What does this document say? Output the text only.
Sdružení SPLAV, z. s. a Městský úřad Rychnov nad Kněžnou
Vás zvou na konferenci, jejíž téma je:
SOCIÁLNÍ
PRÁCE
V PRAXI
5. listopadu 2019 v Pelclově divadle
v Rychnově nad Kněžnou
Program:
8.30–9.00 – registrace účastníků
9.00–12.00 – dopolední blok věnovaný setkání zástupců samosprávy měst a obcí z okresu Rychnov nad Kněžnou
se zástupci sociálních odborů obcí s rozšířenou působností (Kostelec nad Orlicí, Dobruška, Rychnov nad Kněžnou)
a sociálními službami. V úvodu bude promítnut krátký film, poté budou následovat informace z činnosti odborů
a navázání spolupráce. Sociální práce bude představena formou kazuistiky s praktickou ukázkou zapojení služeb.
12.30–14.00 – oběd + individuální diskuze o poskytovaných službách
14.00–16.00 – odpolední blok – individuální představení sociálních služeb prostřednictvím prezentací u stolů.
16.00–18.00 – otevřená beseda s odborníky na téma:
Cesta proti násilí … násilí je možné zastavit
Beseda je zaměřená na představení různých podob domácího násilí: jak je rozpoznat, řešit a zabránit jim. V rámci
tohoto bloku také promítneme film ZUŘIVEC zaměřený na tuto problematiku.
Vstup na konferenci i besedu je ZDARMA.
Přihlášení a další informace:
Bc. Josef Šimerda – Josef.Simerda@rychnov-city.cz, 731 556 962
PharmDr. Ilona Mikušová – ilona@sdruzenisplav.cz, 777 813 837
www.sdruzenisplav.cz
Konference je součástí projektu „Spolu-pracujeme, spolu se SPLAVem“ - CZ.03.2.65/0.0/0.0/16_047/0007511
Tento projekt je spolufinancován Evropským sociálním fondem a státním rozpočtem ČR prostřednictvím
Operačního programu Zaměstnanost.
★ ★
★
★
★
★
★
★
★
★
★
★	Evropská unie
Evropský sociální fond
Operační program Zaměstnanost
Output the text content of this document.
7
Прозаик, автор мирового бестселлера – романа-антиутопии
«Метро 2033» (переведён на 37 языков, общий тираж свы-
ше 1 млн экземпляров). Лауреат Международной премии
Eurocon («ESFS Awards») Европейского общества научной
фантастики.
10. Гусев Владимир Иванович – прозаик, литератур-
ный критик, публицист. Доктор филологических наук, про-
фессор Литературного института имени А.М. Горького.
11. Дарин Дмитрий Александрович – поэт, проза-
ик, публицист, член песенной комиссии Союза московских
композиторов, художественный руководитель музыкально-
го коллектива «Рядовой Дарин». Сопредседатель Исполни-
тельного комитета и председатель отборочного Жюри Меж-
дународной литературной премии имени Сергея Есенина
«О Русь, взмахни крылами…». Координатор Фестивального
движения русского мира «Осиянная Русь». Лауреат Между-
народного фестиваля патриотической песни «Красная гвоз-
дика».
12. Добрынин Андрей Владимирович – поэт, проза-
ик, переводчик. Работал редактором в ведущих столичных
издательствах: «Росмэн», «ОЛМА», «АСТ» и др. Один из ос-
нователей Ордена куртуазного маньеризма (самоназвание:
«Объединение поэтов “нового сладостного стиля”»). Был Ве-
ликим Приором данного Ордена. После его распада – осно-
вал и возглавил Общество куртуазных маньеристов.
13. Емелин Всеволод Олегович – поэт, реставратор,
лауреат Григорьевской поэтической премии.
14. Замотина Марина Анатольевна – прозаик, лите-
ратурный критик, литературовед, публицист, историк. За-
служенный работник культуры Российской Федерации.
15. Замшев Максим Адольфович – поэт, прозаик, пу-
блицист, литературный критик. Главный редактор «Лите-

Given task: Retype the material above, line by line, exactly.

Solution to the problem:
What does this document say? Output the text only.
Sdružení SPLAV, z. s. a Městský úřad Rychnov nad Kněžnou
Vás zvou na konferenci, jejíž téma je:
SOCIÁLNÍ
PRÁCE
V PRAXI
5. listopadu 2019 v Pelclově divadle
v Rychnově nad Kněžnou
Program:
8.30–9.00 – registrace účastníků
9.00–12.00 – dopolední blok věnovaný setkání zástupců samosprávy měst a obcí z okresu Rychnov nad Kněžnou
se zástupci sociálních odborů obcí s rozšířenou působností (Kostelec nad Orlicí, Dobruška, Rychnov nad Kněžnou)
a sociálními službami. V úvodu bude promítnut krátký film, poté budou následovat informace z činnosti odborů
a navázání spolupráce. Sociální práce bude představena formou kazuistiky s praktickou ukázkou zapojení služeb.
12.30–14.00 – oběd + individuální diskuze o poskytovaných službách
14.00–16.00 – odpolední blok – individuální představení sociálních služeb prostřednictvím prezentací u stolů.
16.00–18.00 – otevřená beseda s odborníky na téma:
Cesta proti násilí … násilí je možné zastavit
Beseda je zaměřená na představení různých podob domácího násilí: jak je rozpoznat, řešit a zabránit jim. V rámci
tohoto bloku také promítneme film ZUŘIVEC zaměřený na tuto problematiku.
Vstup na konferenci i besedu je ZDARMA.
Přihlášení a další informace:
Bc. Josef Šimerda – Josef.Simerda@rychnov-city.cz, 731 556 962
PharmDr. Ilona Mikušová – ilona@sdruzenisplav.cz, 777 813 837
www.sdruzenisplav.cz
Konference je součástí projektu „Spolu-pracujeme, spolu se SPLAVem“ - CZ.03.2.65/0.0/0.0/16_047/0007511
Tento projekt je spolufinancován Evropským sociálním fondem a státním rozpočtem ČR prostřednictvím
Operačního programu Zaměstnanost.
★ ★
★
★
★
★
★
★
★
★
★
★	Evropská unie
Evropský sociální fond
Operační program Zaměstnanost
Output the text content of this document.
7
Прозаик, автор мирового бестселлера – романа-антиутопии
«Метро 2033» (переведён на 37 языков, общий тираж свы-
ше 1 млн экземпляров). Лауреат Международной премии
Eurocon («ESFS Awards») Европейского общества научной
фантастики.
10. Гусев Владимир Иванович – прозаик, литератур-
ный критик, публицист. Доктор филологических наук, про-
фессор Литературного института имени А.М. Горького.
11. Дарин Дмитрий Александрович – поэт, проза-
ик, публицист, член песенной комиссии Союза московских
композиторов, художественный руководитель музыкально-
го коллектива «Рядовой Дарин». Сопредседатель Исполни-
тельного комитета и председатель отборочного Жюри Меж-
дународной литературной премии имени Сергея Есенина
«О Русь, взмахни крылами…». Координатор Фестивального
движения русского мира «Осиянная Русь». Лауреат Между-
народного фестиваля патриотической песни «Красная гвоз-
дика».
12. Добрынин Андрей Владимирович – поэт, проза-
ик, переводчик. Работал редактором в ведущих столичных
издательствах: «Росмэн», «ОЛМА», «АСТ» и др. Один из ос-
нователей Ордена куртуазного маньеризма (самоназвание:
«Объединение поэтов “нового сладостного стиля”»). Был Ве-
ликим Приором данного Ордена. После его распада – осно-
вал и возглавил Общество куртуазных маньеристов.
13. Емелин Всеволод Олегович – поэт, реставратор,
лауреат Григорьевской поэтической премии.
14. Замотина Марина Анатольевна – прозаик, лите-
ратурный критик, литературовед, публицист, историк. За-
служенный работник культуры Российской Федерации.
15. Замшев Максим Адольфович – поэт, прозаик, пу-
блицист, литературный критик. Главный редактор «Лите-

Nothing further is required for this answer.